## [Exercise brief]
Copy all lines that contain the word "were".

## [Exercise material]
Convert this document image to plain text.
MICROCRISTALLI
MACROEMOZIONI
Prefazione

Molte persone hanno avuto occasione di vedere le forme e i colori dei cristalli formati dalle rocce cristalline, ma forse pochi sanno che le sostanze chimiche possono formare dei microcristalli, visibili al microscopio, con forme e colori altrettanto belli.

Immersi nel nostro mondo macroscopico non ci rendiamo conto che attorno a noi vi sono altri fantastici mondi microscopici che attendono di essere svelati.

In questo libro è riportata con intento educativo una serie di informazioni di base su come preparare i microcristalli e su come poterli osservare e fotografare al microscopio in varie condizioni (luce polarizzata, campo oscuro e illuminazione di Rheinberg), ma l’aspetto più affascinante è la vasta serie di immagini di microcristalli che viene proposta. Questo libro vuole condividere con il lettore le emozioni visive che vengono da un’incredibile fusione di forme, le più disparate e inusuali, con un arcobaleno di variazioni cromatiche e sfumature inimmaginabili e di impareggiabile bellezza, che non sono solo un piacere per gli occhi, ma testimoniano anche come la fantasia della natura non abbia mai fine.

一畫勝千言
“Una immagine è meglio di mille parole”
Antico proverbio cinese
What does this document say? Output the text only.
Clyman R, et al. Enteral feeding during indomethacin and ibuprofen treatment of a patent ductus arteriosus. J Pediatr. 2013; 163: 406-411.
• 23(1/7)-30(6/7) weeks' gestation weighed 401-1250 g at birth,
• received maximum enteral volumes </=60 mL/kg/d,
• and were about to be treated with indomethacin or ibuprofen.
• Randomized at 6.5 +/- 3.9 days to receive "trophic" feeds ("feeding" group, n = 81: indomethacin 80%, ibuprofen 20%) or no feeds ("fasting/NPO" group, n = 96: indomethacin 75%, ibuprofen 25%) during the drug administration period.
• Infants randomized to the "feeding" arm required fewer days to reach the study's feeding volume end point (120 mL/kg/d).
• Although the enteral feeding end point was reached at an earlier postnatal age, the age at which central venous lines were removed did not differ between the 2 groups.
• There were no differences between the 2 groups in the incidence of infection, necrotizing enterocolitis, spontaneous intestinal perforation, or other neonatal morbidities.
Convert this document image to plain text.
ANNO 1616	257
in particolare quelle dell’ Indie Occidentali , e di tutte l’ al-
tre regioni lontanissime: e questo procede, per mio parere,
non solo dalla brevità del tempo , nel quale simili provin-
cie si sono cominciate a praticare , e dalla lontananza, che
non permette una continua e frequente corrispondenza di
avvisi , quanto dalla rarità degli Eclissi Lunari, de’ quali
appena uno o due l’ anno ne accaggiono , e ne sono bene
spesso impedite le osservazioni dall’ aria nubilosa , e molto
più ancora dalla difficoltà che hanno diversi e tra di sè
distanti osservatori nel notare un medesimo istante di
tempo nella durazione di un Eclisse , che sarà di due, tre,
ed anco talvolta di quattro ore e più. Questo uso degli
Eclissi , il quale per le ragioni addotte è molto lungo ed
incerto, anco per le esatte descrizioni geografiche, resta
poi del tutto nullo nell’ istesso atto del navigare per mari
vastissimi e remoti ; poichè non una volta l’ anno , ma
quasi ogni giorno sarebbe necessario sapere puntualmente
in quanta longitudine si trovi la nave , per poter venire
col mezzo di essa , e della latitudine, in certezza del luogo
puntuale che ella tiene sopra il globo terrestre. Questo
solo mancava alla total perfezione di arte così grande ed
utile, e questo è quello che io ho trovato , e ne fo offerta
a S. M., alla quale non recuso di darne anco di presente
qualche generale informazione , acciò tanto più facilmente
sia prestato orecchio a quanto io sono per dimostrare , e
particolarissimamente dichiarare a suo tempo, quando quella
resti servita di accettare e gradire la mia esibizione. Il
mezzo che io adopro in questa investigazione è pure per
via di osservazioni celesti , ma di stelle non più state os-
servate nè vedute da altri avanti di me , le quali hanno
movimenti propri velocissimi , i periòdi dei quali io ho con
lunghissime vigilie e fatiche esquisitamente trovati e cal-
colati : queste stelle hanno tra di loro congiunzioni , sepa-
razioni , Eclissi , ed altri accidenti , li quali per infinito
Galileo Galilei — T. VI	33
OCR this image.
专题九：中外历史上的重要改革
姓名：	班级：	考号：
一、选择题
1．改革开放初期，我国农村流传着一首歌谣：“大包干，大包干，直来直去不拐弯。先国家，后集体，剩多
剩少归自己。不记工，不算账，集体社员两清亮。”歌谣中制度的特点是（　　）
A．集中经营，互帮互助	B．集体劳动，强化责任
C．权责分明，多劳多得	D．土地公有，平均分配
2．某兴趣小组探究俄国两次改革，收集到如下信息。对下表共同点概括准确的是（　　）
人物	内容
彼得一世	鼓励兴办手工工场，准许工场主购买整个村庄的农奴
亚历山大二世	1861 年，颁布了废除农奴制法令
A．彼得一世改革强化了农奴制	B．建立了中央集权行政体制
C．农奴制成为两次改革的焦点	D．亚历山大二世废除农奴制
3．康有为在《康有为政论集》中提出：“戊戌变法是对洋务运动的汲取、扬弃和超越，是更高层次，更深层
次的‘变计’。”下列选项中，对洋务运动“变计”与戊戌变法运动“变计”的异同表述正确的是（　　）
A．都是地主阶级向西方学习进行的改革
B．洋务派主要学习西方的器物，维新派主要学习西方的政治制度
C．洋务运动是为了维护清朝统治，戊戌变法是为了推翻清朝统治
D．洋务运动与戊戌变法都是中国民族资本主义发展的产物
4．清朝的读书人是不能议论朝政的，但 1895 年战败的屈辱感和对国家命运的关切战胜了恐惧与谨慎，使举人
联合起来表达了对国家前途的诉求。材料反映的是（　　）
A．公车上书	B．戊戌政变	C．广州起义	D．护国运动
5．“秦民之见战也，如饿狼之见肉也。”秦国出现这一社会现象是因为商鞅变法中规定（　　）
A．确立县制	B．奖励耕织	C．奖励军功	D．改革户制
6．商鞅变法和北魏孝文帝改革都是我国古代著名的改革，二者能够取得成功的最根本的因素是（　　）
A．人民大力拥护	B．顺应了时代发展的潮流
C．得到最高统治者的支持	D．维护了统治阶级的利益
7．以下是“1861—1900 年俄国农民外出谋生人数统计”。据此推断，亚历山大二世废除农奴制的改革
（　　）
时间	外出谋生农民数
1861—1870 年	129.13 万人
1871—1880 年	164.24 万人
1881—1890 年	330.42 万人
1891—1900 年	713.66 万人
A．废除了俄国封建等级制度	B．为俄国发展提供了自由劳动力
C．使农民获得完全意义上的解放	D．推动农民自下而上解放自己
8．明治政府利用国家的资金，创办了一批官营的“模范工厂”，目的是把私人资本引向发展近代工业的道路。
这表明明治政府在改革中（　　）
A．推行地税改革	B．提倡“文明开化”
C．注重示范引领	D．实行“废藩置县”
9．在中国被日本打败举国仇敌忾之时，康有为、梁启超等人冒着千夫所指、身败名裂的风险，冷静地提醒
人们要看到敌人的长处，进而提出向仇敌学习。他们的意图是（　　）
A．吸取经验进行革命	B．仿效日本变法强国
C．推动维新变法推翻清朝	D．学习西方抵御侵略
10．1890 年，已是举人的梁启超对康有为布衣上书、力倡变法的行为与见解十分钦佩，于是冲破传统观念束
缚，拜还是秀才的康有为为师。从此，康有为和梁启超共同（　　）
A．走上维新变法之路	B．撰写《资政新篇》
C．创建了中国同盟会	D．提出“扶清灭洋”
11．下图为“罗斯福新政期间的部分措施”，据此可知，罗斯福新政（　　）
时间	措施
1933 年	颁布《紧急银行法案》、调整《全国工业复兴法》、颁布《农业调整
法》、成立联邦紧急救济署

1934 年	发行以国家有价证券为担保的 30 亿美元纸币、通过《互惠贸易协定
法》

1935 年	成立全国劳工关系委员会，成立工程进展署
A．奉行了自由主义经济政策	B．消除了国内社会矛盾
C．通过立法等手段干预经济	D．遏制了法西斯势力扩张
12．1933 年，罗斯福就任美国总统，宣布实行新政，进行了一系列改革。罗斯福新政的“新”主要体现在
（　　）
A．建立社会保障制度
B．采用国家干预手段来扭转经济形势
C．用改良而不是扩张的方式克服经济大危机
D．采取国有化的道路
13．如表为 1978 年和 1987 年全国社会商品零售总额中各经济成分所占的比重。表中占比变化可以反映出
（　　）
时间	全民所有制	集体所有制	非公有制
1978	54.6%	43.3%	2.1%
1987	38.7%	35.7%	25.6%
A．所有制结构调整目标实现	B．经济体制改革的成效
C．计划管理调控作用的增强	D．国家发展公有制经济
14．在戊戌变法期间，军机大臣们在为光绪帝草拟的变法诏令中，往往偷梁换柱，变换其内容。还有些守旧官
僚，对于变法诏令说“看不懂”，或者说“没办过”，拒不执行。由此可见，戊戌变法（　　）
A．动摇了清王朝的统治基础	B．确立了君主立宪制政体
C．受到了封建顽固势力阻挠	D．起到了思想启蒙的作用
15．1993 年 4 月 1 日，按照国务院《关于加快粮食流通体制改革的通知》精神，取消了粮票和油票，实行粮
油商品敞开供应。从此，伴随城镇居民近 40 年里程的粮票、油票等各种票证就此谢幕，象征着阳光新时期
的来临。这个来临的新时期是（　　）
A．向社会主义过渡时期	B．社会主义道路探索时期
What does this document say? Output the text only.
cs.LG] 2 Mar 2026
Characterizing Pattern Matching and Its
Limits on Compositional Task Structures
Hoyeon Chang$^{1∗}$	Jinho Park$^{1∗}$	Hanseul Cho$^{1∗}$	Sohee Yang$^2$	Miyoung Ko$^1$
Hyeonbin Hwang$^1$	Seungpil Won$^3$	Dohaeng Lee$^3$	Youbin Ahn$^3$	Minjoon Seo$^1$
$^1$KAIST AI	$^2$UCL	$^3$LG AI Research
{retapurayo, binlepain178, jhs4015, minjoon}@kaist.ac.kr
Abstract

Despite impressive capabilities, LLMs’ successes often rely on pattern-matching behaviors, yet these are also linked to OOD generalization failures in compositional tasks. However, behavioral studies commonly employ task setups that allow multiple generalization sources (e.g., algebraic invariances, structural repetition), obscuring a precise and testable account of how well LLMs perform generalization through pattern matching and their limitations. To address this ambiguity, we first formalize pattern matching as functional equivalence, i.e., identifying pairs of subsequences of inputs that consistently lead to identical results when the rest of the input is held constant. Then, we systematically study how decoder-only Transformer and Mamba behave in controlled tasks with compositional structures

## [Correct output]
• and were about to be treated with indomethacin or ibuprofen.
• Although the enteral feeding end point was reached at an earlier postnatal age, the age at which central venous lines were removed did not differ between the 2 groups.
• There were no differences between the 2 groups in the incidence of infection, necrotizing enterocolitis, spontaneous intestinal perforation, or other neonatal morbidities.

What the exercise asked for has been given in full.